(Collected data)
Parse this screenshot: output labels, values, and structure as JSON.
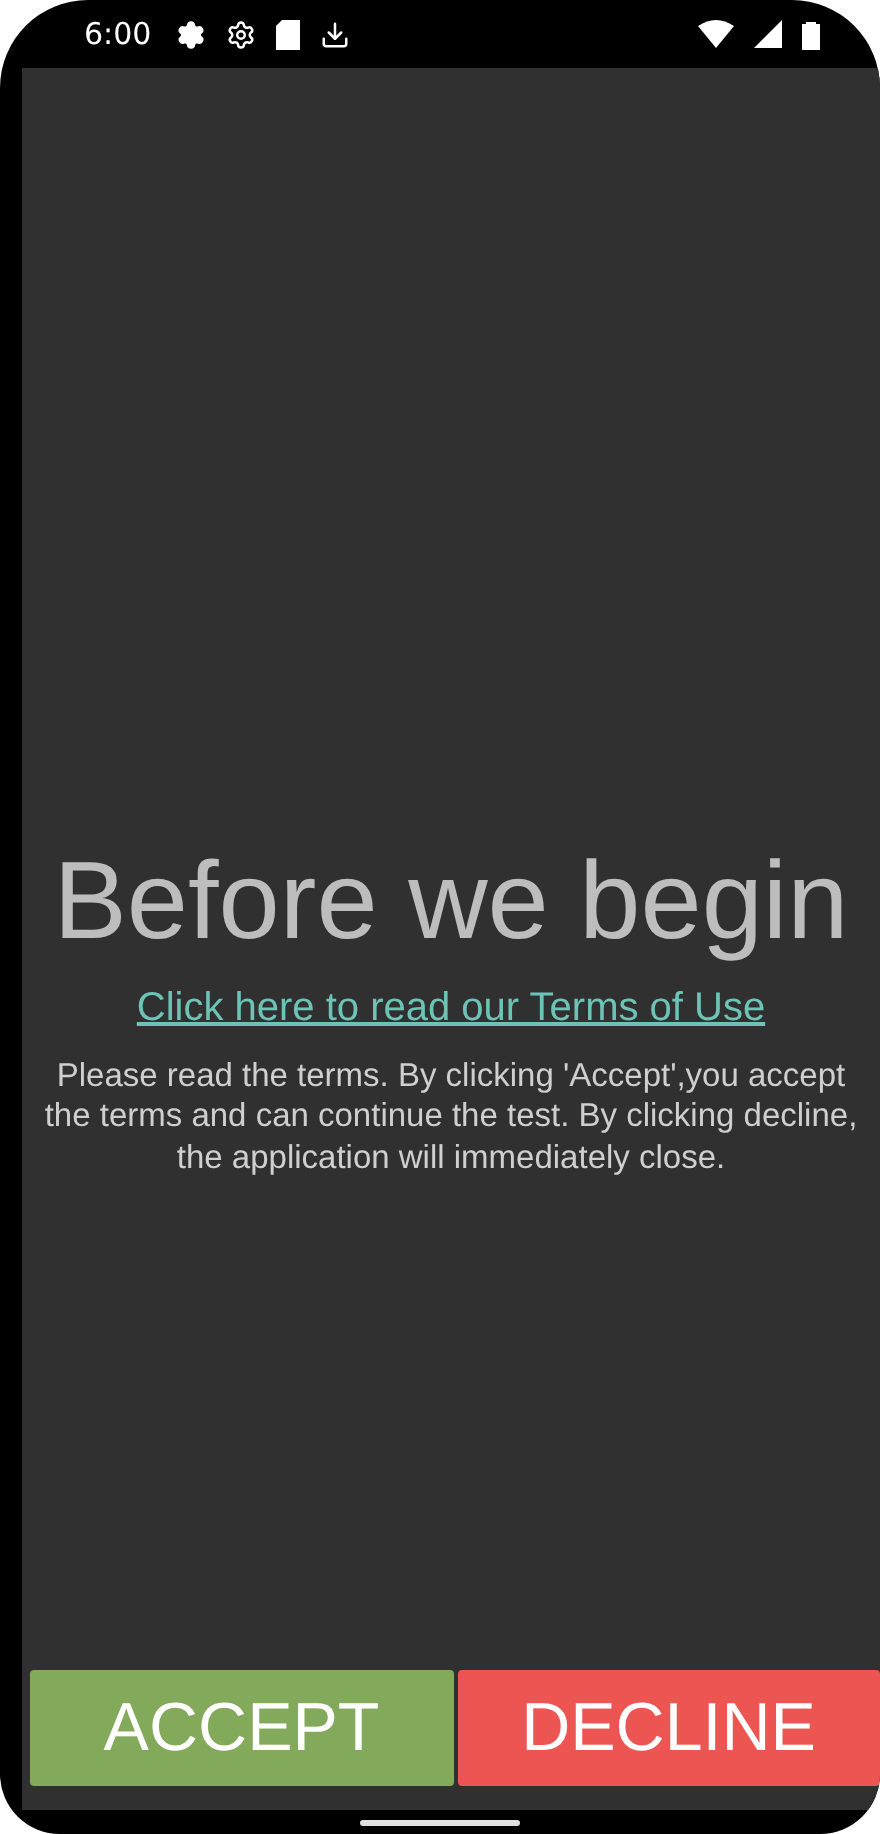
{
  "status_bar": {
    "time": "6:00"
  },
  "title": "Before we begin",
  "terms_link": "Click here to read our Terms of Use",
  "message": "Please read the terms. By clicking 'Accept',you accept the terms and can continue the test. By clicking decline, the application will immediately close.",
  "buttons": [
    {
      "label": "ACCEPT",
      "kind": "accept"
    },
    {
      "label": "DECLINE",
      "kind": "decline"
    }
  ]
}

TASK INSTRUCTIONS
Copy the data character for character, but drop all pictures from the copy.

RESULT FOR THIS TASK
Parse this screenshot: output labels, values, and structure as JSON.
{
  "status_bar": {
    "time": "6:00"
  },
  "title": "Before we begin",
  "terms_link": "Click here to read our Terms of Use",
  "message": "Please read the terms. By clicking 'Accept',you accept the terms and can continue the test. By clicking decline, the application will immediately close.",
  "buttons": [
    {
      "label": "ACCEPT",
      "kind": "accept"
    },
    {
      "label": "DECLINE",
      "kind": "decline"
    }
  ]
}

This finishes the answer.